Brief:
Below are the records. List every line holding the word "Subspace".

Data for processing:
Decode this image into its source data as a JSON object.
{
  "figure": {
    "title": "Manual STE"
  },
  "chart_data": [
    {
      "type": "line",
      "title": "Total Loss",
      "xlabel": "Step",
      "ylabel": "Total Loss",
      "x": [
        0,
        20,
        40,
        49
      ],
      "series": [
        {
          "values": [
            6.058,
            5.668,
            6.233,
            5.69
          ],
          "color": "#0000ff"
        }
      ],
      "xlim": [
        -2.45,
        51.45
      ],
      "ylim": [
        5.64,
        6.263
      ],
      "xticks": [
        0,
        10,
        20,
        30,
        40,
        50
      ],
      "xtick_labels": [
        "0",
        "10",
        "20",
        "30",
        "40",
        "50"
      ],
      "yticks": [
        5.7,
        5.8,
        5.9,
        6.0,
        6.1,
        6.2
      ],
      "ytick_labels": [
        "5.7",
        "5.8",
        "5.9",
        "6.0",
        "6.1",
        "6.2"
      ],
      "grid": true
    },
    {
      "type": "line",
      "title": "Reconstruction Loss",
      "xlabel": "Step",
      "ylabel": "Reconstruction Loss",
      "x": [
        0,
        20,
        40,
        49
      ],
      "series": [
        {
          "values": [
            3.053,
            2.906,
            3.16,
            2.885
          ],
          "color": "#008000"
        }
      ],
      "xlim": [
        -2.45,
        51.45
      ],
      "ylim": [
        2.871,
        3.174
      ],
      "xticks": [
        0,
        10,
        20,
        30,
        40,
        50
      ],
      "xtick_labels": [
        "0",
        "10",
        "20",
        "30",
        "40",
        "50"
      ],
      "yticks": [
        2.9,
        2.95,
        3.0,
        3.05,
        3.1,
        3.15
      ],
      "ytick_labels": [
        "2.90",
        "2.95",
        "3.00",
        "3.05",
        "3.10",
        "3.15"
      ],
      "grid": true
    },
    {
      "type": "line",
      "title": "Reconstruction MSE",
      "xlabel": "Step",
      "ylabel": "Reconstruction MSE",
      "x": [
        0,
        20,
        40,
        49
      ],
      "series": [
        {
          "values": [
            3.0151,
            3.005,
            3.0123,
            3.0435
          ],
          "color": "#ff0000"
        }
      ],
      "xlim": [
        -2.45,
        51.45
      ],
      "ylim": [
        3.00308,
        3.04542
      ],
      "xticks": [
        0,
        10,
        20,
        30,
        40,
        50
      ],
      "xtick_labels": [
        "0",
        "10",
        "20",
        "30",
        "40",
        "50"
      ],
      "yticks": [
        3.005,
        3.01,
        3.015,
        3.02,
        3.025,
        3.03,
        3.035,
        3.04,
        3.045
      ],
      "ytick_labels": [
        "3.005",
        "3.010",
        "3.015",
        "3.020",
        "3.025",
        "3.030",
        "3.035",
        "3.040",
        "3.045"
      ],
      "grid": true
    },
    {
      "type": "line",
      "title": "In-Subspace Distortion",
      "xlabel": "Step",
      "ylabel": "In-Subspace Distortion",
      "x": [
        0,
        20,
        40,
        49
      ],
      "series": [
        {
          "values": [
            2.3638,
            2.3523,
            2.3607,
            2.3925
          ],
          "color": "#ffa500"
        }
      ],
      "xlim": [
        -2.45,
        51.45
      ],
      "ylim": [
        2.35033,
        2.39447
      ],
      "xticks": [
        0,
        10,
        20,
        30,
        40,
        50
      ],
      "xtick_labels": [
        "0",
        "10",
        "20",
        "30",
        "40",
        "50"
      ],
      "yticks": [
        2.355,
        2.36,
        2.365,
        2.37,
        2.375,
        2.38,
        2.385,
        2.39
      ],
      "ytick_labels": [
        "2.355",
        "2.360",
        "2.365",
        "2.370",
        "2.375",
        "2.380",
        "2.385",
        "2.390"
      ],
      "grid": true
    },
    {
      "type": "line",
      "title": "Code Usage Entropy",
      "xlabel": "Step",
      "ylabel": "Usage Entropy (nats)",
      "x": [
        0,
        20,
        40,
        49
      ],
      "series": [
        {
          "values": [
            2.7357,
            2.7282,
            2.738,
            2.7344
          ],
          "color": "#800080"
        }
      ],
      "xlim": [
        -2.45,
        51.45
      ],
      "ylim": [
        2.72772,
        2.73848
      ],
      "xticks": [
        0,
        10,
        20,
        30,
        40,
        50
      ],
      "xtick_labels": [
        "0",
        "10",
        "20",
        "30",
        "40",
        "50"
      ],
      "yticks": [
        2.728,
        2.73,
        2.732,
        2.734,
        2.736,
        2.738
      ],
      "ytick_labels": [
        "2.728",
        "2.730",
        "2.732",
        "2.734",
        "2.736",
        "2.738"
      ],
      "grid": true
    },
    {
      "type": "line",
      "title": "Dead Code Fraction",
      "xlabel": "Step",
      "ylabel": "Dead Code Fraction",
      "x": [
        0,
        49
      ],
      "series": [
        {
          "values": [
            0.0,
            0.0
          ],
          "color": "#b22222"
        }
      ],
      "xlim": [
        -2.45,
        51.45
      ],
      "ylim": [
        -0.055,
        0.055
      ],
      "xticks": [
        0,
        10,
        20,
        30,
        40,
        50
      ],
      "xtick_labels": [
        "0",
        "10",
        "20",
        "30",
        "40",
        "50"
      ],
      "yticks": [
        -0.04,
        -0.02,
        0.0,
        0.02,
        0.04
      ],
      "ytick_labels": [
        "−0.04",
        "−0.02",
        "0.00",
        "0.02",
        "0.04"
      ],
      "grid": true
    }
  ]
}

Response below:
      "title": "In-Subspace Distortion",
      "ylabel": "In-Subspace Distortion",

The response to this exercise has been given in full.